§ Problem requirements: Search the material for the string "Elasticity" and copy each line where it occurs.

§ Data listing:
•••••

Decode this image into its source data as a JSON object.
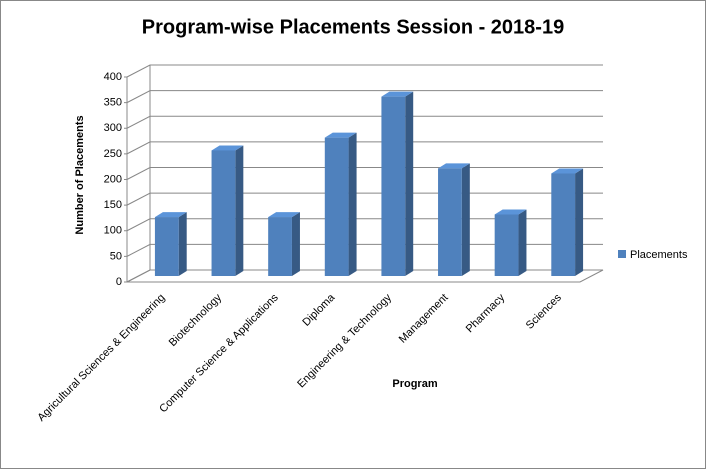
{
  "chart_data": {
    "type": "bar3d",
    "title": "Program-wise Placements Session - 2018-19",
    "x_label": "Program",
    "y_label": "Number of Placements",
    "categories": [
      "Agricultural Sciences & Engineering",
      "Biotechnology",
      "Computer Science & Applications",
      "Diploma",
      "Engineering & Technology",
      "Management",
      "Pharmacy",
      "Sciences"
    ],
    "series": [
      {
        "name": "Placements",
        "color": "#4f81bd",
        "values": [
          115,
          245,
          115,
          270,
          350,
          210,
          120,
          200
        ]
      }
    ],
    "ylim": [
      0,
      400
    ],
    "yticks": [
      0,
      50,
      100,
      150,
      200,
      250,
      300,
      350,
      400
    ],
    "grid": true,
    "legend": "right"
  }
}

•••••

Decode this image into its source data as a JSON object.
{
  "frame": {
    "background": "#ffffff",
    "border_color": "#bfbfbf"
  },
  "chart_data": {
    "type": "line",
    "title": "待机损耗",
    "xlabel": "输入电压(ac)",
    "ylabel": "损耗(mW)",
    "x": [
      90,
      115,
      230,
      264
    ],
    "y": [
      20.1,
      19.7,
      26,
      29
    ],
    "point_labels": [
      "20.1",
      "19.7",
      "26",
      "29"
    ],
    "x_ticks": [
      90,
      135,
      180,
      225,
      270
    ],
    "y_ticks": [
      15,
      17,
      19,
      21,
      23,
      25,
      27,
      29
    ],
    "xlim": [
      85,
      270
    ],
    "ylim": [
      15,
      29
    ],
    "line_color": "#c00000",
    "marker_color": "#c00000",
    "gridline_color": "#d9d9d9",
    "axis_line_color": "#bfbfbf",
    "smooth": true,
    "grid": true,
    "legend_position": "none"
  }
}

•••••

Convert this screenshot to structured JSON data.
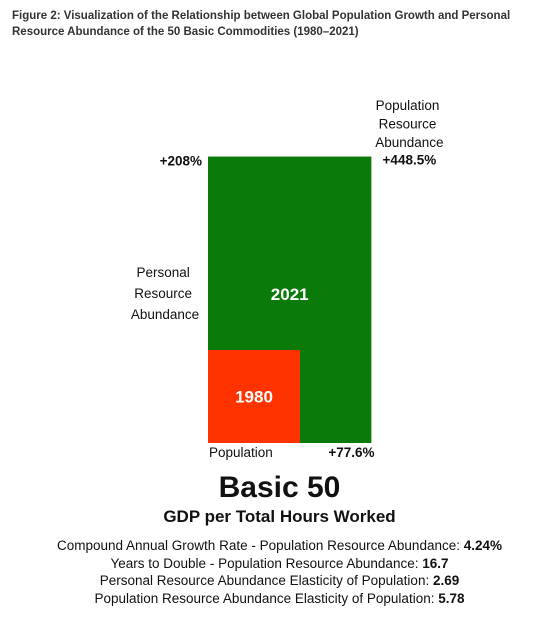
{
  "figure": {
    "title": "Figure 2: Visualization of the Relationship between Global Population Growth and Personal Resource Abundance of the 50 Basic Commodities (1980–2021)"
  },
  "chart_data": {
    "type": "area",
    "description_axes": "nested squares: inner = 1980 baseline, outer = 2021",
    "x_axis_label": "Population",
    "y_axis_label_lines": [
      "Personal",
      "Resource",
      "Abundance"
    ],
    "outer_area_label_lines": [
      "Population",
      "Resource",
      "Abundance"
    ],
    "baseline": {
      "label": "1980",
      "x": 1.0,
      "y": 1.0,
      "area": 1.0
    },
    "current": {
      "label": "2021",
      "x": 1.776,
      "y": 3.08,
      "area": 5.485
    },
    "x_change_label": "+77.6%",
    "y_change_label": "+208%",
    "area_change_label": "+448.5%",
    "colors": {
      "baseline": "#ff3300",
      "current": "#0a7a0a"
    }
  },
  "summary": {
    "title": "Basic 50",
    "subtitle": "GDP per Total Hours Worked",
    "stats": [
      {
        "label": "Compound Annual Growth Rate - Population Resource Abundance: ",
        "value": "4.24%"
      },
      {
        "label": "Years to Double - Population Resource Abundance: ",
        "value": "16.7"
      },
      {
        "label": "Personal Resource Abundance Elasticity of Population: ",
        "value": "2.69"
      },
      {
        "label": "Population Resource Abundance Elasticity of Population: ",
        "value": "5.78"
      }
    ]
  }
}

•••••

§ Result for this task:
        "label": "Personal Resource Abundance Elasticity of Population: ",
        "label": "Population Resource Abundance Elasticity of Population: ",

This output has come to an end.